Write the records out again, keeping each line exactly as it is.

MATERIAL SHOWN>
----

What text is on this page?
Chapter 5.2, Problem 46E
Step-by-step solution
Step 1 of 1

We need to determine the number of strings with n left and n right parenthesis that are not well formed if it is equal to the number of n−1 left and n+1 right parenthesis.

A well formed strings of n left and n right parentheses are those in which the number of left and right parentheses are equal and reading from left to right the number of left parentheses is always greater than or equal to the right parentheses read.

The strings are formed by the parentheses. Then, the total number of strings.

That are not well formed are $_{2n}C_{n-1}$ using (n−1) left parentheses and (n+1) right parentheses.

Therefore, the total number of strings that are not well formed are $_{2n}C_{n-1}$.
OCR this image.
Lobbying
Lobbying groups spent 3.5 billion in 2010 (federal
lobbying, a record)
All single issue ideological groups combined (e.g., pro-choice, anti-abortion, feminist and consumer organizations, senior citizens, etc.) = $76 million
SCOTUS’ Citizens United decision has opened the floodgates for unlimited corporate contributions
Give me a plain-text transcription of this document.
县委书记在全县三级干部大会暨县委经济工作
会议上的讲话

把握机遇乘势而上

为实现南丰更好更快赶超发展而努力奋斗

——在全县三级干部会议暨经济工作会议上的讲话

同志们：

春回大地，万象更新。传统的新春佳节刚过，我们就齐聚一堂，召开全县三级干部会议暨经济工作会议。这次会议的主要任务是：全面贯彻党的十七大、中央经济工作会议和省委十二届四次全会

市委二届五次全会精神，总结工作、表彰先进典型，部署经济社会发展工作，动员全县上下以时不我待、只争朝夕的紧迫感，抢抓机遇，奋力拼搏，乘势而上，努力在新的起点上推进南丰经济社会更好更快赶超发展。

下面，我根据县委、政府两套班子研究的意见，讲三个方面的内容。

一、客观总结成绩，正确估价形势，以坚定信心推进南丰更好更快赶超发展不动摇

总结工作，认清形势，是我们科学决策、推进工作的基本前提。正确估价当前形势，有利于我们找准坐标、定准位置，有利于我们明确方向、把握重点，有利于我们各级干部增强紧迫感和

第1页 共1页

----

EXERCISE OUTPUT>
What text is on this page?
Chapter 5.2, Problem 46E
Step-by-step solution
Step 1 of 1

We need to determine the number of strings with n left and n right parenthesis that are not well formed if it is equal to the number of n−1 left and n+1 right parenthesis.

A well formed strings of n left and n right parentheses are those in which the number of left and right parentheses are equal and reading from left to right the number of left parentheses is always greater than or equal to the right parentheses read.

The strings are formed by the parentheses. Then, the total number of strings.

That are not well formed are $_{2n}C_{n-1}$ using (n−1) left parentheses and (n+1) right parentheses.

Therefore, the total number of strings that are not well formed are $_{2n}C_{n-1}$.
OCR this image.
Lobbying
Lobbying groups spent 3.5 billion in 2010 (federal
lobbying, a record)
All single issue ideological groups combined (e.g., pro-choice, anti-abortion, feminist and consumer organizations, senior citizens, etc.) = $76 million
SCOTUS’ Citizens United decision has opened the floodgates for unlimited corporate contributions
Give me a plain-text transcription of this document.
县委书记在全县三级干部大会暨县委经济工作
会议上的讲话

把握机遇乘势而上

为实现南丰更好更快赶超发展而努力奋斗

——在全县三级干部会议暨经济工作会议上的讲话

同志们：

春回大地，万象更新。传统的新春佳节刚过，我们就齐聚一堂，召开全县三级干部会议暨经济工作会议。这次会议的主要任务是：全面贯彻党的十七大、中央经济工作会议和省委十二届四次全会

市委二届五次全会精神，总结工作、表彰先进典型，部署经济社会发展工作，动员全县上下以时不我待、只争朝夕的紧迫感，抢抓机遇，奋力拼搏，乘势而上，努力在新的起点上推进南丰经济社会更好更快赶超发展。

下面，我根据县委、政府两套班子研究的意见，讲三个方面的内容。

一、客观总结成绩，正确估价形势，以坚定信心推进南丰更好更快赶超发展不动摇

总结工作，认清形势，是我们科学决策、推进工作的基本前提。正确估价当前形势，有利于我们找准坐标、定准位置，有利于我们明确方向、把握重点，有利于我们各级干部增强紧迫感和

第1页 共1页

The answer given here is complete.